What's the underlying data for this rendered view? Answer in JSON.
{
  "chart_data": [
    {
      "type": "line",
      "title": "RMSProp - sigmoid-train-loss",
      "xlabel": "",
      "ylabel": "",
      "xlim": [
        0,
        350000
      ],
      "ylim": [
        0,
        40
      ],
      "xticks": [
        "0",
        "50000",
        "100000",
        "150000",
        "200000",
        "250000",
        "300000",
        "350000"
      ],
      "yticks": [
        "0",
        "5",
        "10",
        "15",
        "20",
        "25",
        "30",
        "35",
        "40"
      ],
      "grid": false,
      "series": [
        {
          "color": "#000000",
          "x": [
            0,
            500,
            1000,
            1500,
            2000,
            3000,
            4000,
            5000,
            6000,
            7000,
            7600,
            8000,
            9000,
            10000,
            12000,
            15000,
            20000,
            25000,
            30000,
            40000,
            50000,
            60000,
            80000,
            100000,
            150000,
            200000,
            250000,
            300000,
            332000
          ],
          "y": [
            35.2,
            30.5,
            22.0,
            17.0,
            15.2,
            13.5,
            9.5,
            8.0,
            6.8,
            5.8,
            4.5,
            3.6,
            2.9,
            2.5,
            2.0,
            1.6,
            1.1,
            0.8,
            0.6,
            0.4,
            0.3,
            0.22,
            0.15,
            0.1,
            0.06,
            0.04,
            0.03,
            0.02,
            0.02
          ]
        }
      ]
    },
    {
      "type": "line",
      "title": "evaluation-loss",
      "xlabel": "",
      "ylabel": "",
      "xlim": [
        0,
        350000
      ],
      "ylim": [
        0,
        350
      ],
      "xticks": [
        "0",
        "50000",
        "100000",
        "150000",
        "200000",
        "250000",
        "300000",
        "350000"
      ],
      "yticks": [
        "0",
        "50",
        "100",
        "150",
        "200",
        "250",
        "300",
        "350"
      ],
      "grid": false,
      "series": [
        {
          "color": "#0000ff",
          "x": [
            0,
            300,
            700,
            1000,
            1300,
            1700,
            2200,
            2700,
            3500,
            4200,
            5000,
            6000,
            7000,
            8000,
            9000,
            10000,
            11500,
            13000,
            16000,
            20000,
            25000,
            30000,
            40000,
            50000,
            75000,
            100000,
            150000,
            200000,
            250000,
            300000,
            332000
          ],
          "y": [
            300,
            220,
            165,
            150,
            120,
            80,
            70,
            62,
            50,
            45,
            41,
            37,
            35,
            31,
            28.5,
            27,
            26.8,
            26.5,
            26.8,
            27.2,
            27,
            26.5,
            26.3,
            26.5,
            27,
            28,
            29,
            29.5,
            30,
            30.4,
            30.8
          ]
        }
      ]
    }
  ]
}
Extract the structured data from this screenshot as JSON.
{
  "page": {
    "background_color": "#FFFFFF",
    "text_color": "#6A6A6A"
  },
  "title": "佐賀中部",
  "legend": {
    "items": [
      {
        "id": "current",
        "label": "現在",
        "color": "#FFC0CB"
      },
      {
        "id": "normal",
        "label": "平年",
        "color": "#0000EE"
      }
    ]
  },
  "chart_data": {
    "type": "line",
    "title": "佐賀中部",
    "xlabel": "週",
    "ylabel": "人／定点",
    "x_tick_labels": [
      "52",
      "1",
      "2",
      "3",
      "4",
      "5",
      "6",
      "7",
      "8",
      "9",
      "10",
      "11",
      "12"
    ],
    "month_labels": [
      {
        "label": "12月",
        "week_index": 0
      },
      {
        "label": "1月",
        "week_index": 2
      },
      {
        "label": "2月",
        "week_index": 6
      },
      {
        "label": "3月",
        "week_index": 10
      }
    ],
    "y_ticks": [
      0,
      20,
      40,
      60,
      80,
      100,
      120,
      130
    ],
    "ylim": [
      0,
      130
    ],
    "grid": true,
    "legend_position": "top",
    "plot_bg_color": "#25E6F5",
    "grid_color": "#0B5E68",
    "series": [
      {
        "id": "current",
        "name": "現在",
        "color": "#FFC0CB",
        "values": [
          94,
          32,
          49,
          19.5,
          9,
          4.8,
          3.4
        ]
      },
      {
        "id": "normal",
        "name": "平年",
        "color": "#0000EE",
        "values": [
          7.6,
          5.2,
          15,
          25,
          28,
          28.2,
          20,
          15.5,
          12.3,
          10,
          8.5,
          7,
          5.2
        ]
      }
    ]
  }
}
==========
- **Task prompt**
Only the lines from the one that contains "Extract the structured" to the end of the entries above should be given again, exactly and in full.

- **Task answer**
Extract the structured data from this screenshot as JSON.
{
  "page": {
    "background_color": "#FFFFFF",
    "text_color": "#6A6A6A"
  },
  "title": "佐賀中部",
  "legend": {
    "items": [
      {
        "id": "current",
        "label": "現在",
        "color": "#FFC0CB"
      },
      {
        "id": "normal",
        "label": "平年",
        "color": "#0000EE"
      }
    ]
  },
  "chart_data": {
    "type": "line",
    "title": "佐賀中部",
    "xlabel": "週",
    "ylabel": "人／定点",
    "x_tick_labels": [
      "52",
      "1",
      "2",
      "3",
      "4",
      "5",
      "6",
      "7",
      "8",
      "9",
      "10",
      "11",
      "12"
    ],
    "month_labels": [
      {
        "label": "12月",
        "week_index": 0
      },
      {
        "label": "1月",
        "week_index": 2
      },
      {
        "label": "2月",
        "week_index": 6
      },
      {
        "label": "3月",
        "week_index": 10
      }
    ],
    "y_ticks": [
      0,
      20,
      40,
      60,
      80,
      100,
      120,
      130
    ],
    "ylim": [
      0,
      130
    ],
    "grid": true,
    "legend_position": "top",
    "plot_bg_color": "#25E6F5",
    "grid_color": "#0B5E68",
    "series": [
      {
        "id": "current",
        "name": "現在",
        "color": "#FFC0CB",
        "values": [
          94,
          32,
          49,
          19.5,
          9,
          4.8,
          3.4
        ]
      },
      {
        "id": "normal",
        "name": "平年",
        "color": "#0000EE",
        "values": [
          7.6,
          5.2,
          15,
          25,
          28,
          28.2,
          20,
          15.5,
          12.3,
          10,
          8.5,
          7,
          5.2
        ]
      }
    ]
  }
}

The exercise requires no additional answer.